▸ Material shown:
_ _ _ _
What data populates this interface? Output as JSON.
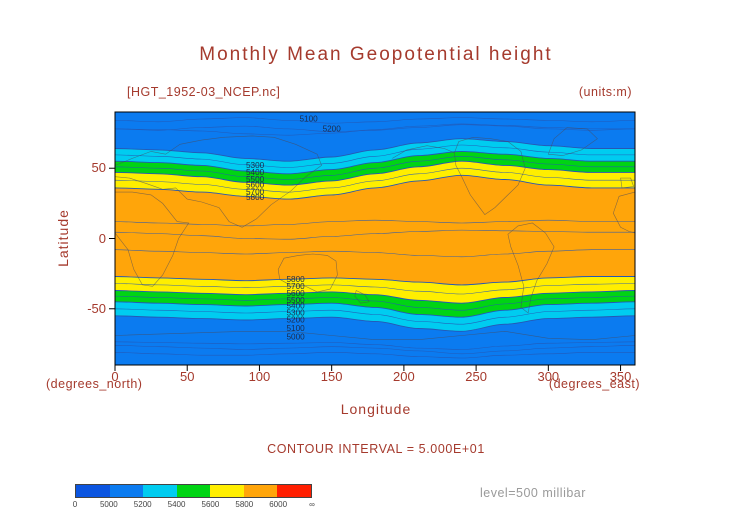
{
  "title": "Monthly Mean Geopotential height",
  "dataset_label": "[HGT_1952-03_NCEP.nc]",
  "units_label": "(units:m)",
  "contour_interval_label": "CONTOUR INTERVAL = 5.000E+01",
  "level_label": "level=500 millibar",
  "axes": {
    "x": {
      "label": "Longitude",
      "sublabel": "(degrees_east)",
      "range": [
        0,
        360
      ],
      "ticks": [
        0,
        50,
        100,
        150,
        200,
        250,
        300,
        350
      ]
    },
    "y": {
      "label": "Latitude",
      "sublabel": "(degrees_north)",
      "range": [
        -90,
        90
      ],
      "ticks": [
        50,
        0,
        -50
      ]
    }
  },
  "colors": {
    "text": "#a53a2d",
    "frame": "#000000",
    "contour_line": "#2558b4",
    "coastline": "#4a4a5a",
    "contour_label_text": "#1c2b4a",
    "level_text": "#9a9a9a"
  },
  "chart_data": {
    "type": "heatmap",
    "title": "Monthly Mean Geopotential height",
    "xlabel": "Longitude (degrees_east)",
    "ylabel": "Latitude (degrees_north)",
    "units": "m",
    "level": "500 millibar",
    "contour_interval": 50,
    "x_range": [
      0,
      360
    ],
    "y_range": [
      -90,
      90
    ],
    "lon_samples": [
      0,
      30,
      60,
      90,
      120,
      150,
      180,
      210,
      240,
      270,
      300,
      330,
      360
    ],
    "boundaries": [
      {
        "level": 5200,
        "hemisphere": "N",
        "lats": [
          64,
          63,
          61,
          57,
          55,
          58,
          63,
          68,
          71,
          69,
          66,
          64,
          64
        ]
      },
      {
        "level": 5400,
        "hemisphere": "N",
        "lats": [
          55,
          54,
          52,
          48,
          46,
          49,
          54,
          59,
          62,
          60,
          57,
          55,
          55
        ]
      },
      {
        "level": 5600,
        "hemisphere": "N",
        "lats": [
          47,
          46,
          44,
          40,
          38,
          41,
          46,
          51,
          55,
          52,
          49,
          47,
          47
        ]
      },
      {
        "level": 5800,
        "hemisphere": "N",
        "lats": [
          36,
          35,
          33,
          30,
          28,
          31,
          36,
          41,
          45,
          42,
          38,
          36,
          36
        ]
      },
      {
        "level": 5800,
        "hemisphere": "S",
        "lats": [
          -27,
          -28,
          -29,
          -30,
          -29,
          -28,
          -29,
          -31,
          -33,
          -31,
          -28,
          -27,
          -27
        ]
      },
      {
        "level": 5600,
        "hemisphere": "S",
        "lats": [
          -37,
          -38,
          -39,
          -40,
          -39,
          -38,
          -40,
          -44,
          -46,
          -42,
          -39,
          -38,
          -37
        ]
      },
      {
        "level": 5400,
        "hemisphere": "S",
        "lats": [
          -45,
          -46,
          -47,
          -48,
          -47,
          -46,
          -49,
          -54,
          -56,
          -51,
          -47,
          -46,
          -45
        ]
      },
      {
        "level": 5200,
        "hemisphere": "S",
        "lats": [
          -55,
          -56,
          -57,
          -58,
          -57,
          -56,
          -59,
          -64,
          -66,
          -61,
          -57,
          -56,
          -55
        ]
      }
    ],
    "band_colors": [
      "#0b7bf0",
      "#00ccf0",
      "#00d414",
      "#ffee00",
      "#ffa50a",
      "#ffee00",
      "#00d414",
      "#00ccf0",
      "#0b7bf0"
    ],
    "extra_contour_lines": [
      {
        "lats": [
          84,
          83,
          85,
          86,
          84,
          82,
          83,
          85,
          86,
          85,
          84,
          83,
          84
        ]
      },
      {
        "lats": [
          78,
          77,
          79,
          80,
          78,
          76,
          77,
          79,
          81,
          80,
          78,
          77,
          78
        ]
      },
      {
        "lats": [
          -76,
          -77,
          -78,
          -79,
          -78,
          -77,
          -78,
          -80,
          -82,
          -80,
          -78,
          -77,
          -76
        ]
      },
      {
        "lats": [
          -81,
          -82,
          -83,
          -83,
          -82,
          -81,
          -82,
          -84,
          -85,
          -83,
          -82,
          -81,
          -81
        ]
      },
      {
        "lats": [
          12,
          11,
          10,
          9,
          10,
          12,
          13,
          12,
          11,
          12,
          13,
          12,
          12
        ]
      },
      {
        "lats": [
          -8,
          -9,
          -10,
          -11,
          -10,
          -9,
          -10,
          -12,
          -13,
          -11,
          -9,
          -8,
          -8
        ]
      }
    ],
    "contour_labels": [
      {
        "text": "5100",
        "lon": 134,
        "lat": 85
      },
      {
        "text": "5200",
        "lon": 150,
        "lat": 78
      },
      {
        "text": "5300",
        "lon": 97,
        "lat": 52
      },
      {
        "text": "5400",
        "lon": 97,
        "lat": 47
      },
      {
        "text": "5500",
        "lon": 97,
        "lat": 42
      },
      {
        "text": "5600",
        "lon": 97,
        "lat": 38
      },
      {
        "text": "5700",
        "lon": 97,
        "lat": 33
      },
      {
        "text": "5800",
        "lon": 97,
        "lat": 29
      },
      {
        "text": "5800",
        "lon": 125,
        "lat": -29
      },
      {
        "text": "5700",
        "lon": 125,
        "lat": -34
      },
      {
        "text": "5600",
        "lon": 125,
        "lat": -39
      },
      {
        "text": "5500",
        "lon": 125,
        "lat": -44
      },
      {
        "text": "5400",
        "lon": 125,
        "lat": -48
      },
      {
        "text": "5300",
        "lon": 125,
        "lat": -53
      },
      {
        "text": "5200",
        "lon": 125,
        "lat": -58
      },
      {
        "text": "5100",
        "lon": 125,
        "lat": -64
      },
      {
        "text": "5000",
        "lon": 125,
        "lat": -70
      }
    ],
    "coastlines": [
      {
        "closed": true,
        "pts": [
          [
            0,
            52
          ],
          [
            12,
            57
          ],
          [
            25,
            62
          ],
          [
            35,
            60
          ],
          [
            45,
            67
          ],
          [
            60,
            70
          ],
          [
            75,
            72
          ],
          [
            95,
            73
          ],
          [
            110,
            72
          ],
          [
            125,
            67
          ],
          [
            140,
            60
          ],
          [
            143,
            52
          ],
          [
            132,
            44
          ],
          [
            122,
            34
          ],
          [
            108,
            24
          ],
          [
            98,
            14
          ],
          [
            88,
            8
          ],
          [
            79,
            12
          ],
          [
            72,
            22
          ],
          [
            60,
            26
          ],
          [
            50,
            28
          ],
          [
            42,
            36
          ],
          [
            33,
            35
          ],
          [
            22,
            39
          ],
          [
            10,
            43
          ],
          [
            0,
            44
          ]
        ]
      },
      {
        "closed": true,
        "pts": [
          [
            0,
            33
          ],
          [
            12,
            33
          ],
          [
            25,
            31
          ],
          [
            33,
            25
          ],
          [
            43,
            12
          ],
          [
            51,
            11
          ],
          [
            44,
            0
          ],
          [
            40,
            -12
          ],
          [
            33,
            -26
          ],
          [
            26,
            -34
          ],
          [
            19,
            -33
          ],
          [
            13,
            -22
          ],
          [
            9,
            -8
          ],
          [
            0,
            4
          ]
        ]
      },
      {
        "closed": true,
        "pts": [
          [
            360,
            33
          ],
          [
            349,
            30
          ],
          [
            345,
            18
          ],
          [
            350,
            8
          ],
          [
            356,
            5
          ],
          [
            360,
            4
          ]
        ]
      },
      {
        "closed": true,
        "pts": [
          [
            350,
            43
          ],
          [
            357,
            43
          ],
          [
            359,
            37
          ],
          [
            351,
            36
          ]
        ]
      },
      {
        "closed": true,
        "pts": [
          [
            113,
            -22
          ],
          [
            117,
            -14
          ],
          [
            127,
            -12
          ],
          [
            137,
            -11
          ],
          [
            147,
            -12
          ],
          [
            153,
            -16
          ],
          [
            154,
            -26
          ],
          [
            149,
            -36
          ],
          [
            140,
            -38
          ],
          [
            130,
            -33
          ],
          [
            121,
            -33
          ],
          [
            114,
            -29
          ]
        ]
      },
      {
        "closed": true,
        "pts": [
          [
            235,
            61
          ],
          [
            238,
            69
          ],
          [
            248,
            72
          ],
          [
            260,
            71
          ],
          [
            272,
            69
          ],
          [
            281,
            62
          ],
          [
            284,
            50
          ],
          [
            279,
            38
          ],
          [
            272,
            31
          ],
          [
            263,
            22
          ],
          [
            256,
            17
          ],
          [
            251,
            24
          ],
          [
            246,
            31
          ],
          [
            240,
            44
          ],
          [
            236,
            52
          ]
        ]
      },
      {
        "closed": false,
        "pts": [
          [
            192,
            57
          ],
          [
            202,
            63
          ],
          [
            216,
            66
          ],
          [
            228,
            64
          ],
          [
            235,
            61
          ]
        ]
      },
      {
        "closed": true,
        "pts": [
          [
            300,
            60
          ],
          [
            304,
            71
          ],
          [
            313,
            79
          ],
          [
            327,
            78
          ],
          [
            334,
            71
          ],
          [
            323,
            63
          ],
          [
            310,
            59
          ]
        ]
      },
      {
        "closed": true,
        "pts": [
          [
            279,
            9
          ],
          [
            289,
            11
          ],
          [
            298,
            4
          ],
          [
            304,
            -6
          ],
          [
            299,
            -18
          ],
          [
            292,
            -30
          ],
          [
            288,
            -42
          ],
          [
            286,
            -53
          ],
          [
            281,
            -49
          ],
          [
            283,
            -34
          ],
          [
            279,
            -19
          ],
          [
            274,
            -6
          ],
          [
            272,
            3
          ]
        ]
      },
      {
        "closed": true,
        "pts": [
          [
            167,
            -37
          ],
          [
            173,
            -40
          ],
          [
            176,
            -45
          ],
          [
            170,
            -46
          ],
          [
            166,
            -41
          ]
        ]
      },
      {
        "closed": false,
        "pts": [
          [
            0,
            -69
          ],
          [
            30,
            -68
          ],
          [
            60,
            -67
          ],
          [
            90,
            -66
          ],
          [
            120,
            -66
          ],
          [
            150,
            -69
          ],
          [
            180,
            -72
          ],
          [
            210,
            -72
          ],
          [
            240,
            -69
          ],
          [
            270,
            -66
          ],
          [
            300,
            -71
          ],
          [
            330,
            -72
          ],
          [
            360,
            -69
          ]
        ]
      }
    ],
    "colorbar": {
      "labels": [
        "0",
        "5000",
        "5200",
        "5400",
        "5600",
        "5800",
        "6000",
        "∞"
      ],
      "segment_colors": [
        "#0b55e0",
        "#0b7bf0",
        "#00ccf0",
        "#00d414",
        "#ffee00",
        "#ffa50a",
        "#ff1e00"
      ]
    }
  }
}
_ _ _ _
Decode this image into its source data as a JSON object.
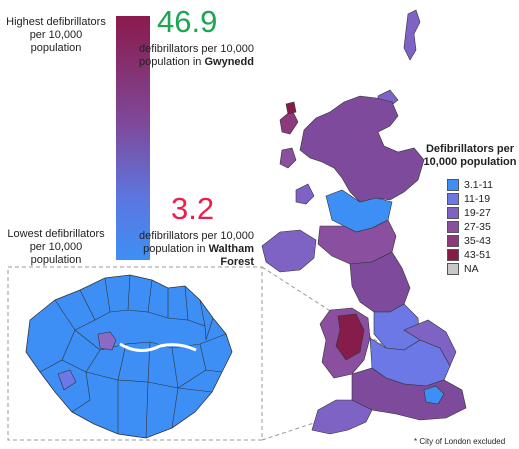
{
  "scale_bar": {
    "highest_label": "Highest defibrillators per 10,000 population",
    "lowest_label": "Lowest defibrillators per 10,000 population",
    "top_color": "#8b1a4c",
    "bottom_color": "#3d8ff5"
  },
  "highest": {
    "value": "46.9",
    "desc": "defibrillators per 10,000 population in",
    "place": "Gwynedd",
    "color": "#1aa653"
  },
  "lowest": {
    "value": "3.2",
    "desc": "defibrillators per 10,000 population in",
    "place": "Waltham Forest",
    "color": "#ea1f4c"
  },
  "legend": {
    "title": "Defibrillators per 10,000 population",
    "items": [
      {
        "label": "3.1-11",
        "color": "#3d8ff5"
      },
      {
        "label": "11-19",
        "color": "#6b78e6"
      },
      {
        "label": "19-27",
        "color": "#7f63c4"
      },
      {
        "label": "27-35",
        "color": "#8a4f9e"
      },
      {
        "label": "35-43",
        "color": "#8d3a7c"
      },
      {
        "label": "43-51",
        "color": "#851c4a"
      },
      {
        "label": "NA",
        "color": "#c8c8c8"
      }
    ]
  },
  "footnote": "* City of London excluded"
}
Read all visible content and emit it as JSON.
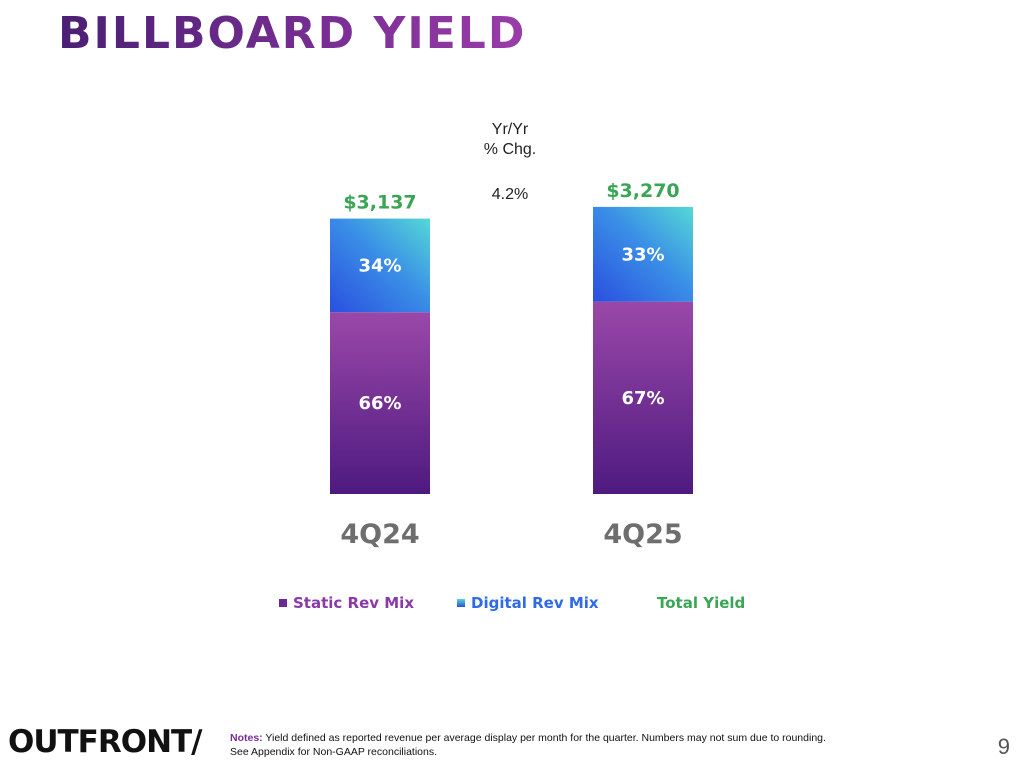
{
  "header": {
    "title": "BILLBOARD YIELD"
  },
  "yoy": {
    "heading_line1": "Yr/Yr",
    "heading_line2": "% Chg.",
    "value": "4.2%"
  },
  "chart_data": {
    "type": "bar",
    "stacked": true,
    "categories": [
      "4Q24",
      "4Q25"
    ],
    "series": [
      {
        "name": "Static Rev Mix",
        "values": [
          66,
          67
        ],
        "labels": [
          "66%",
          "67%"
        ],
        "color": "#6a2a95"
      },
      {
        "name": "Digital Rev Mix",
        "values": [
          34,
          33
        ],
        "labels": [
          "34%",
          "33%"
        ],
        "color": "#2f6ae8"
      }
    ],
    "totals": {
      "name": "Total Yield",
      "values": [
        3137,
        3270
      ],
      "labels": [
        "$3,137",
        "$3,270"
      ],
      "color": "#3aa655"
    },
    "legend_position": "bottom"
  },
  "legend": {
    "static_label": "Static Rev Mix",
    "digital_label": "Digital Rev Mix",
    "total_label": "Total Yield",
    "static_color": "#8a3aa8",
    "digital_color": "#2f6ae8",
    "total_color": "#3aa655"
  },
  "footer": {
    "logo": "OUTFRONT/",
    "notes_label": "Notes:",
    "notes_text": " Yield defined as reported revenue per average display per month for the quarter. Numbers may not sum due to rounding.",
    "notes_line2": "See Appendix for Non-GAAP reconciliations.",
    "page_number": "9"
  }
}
_ _ _ _
▸ What to produce: Read the entries and pick out all lines that include the word "millibar".

▸ Task result:
  "level_label": "level=500 millibar",
    "level": "500 millibar",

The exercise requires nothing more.